Goal of the exercise – Print all of the entries exactly, minus the pictures.

-.-.-

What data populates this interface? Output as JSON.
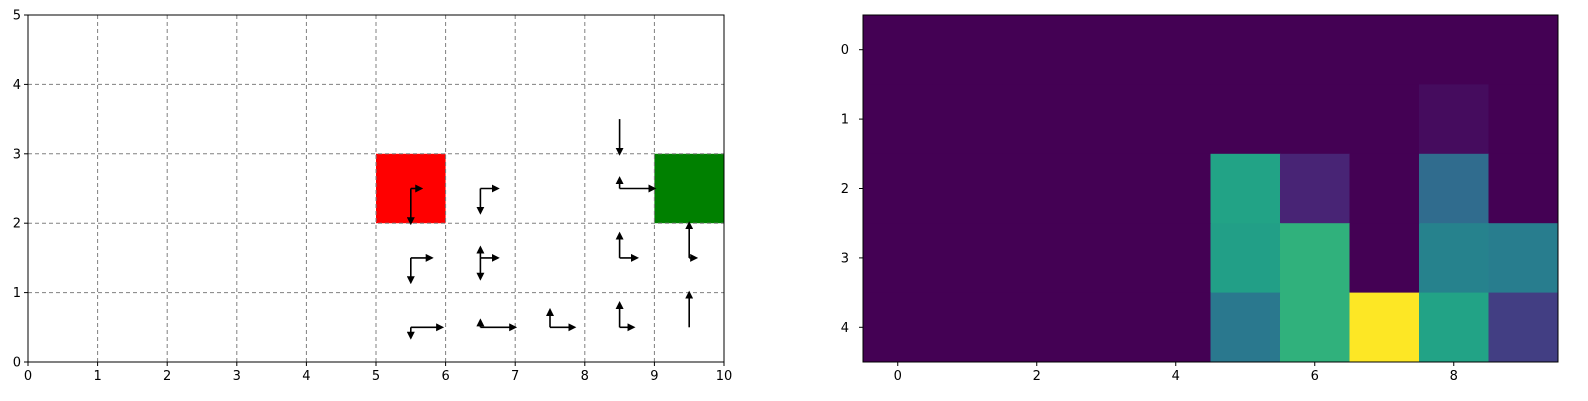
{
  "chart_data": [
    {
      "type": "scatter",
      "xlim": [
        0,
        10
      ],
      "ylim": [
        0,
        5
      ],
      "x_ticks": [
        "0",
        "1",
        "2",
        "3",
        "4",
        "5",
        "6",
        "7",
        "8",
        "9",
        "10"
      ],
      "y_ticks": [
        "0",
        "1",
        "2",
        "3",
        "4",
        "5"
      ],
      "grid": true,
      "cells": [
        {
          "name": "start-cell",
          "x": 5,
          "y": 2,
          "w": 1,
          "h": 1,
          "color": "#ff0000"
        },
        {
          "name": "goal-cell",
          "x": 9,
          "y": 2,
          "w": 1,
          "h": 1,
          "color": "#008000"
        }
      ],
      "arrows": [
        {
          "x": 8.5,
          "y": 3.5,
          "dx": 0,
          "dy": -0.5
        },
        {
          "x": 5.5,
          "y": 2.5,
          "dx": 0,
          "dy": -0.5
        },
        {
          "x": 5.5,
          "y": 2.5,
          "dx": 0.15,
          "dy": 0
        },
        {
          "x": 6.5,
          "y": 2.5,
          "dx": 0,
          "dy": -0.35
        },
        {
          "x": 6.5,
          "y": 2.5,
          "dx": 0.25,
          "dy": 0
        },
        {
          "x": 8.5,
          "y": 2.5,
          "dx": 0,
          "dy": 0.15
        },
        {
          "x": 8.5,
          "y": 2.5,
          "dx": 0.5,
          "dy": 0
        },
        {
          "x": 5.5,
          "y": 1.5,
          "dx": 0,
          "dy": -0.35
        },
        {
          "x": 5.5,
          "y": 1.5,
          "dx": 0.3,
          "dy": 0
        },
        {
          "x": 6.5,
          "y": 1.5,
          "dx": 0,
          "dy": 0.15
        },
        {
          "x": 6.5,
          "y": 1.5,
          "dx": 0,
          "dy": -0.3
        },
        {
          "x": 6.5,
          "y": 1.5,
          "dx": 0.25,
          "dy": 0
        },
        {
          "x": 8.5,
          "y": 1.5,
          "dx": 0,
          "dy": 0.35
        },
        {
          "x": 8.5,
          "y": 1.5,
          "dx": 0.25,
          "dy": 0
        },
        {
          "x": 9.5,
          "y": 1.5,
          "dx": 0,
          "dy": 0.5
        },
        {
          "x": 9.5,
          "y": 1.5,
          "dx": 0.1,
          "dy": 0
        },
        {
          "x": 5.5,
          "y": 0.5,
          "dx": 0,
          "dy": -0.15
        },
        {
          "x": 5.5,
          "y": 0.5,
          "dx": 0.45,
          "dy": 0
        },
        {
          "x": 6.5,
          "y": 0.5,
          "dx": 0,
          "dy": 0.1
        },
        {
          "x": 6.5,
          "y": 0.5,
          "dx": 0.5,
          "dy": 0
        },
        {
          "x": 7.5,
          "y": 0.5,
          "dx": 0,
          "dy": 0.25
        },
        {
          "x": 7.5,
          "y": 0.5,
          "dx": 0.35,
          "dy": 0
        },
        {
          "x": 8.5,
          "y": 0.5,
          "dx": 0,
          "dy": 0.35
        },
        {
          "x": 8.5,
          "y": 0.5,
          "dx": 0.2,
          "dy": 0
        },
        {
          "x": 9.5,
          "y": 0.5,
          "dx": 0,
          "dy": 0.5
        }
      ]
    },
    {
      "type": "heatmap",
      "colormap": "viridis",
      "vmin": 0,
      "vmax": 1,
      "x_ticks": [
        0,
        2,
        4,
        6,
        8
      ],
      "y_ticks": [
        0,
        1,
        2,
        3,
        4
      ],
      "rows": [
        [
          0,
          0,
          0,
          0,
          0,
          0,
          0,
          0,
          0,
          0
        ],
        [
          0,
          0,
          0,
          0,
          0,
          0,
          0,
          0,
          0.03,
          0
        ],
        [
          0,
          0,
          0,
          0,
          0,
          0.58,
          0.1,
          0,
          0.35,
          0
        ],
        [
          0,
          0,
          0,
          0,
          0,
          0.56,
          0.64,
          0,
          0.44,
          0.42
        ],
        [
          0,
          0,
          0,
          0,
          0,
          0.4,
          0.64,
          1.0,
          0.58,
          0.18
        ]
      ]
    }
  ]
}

-.-.-

Written response –
What data populates this interface? Output as JSON.
{
  "chart_data": [
    {
      "type": "scatter",
      "xlim": [
        0,
        10
      ],
      "ylim": [
        0,
        5
      ],
      "x_ticks": [
        "0",
        "1",
        "2",
        "3",
        "4",
        "5",
        "6",
        "7",
        "8",
        "9",
        "10"
      ],
      "y_ticks": [
        "0",
        "1",
        "2",
        "3",
        "4",
        "5"
      ],
      "grid": true,
      "cells": [
        {
          "name": "start-cell",
          "x": 5,
          "y": 2,
          "w": 1,
          "h": 1,
          "color": "#ff0000"
        },
        {
          "name": "goal-cell",
          "x": 9,
          "y": 2,
          "w": 1,
          "h": 1,
          "color": "#008000"
        }
      ],
      "arrows": [
        {
          "x": 8.5,
          "y": 3.5,
          "dx": 0,
          "dy": -0.5
        },
        {
          "x": 5.5,
          "y": 2.5,
          "dx": 0,
          "dy": -0.5
        },
        {
          "x": 5.5,
          "y": 2.5,
          "dx": 0.15,
          "dy": 0
        },
        {
          "x": 6.5,
          "y": 2.5,
          "dx": 0,
          "dy": -0.35
        },
        {
          "x": 6.5,
          "y": 2.5,
          "dx": 0.25,
          "dy": 0
        },
        {
          "x": 8.5,
          "y": 2.5,
          "dx": 0,
          "dy": 0.15
        },
        {
          "x": 8.5,
          "y": 2.5,
          "dx": 0.5,
          "dy": 0
        },
        {
          "x": 5.5,
          "y": 1.5,
          "dx": 0,
          "dy": -0.35
        },
        {
          "x": 5.5,
          "y": 1.5,
          "dx": 0.3,
          "dy": 0
        },
        {
          "x": 6.5,
          "y": 1.5,
          "dx": 0,
          "dy": 0.15
        },
        {
          "x": 6.5,
          "y": 1.5,
          "dx": 0,
          "dy": -0.3
        },
        {
          "x": 6.5,
          "y": 1.5,
          "dx": 0.25,
          "dy": 0
        },
        {
          "x": 8.5,
          "y": 1.5,
          "dx": 0,
          "dy": 0.35
        },
        {
          "x": 8.5,
          "y": 1.5,
          "dx": 0.25,
          "dy": 0
        },
        {
          "x": 9.5,
          "y": 1.5,
          "dx": 0,
          "dy": 0.5
        },
        {
          "x": 9.5,
          "y": 1.5,
          "dx": 0.1,
          "dy": 0
        },
        {
          "x": 5.5,
          "y": 0.5,
          "dx": 0,
          "dy": -0.15
        },
        {
          "x": 5.5,
          "y": 0.5,
          "dx": 0.45,
          "dy": 0
        },
        {
          "x": 6.5,
          "y": 0.5,
          "dx": 0,
          "dy": 0.1
        },
        {
          "x": 6.5,
          "y": 0.5,
          "dx": 0.5,
          "dy": 0
        },
        {
          "x": 7.5,
          "y": 0.5,
          "dx": 0,
          "dy": 0.25
        },
        {
          "x": 7.5,
          "y": 0.5,
          "dx": 0.35,
          "dy": 0
        },
        {
          "x": 8.5,
          "y": 0.5,
          "dx": 0,
          "dy": 0.35
        },
        {
          "x": 8.5,
          "y": 0.5,
          "dx": 0.2,
          "dy": 0
        },
        {
          "x": 9.5,
          "y": 0.5,
          "dx": 0,
          "dy": 0.5
        }
      ]
    },
    {
      "type": "heatmap",
      "colormap": "viridis",
      "vmin": 0,
      "vmax": 1,
      "x_ticks": [
        0,
        2,
        4,
        6,
        8
      ],
      "y_ticks": [
        0,
        1,
        2,
        3,
        4
      ],
      "rows": [
        [
          0,
          0,
          0,
          0,
          0,
          0,
          0,
          0,
          0,
          0
        ],
        [
          0,
          0,
          0,
          0,
          0,
          0,
          0,
          0,
          0.03,
          0
        ],
        [
          0,
          0,
          0,
          0,
          0,
          0.58,
          0.1,
          0,
          0.35,
          0
        ],
        [
          0,
          0,
          0,
          0,
          0,
          0.56,
          0.64,
          0,
          0.44,
          0.42
        ],
        [
          0,
          0,
          0,
          0,
          0,
          0.4,
          0.64,
          1.0,
          0.58,
          0.18
        ]
      ]
    }
  ]
}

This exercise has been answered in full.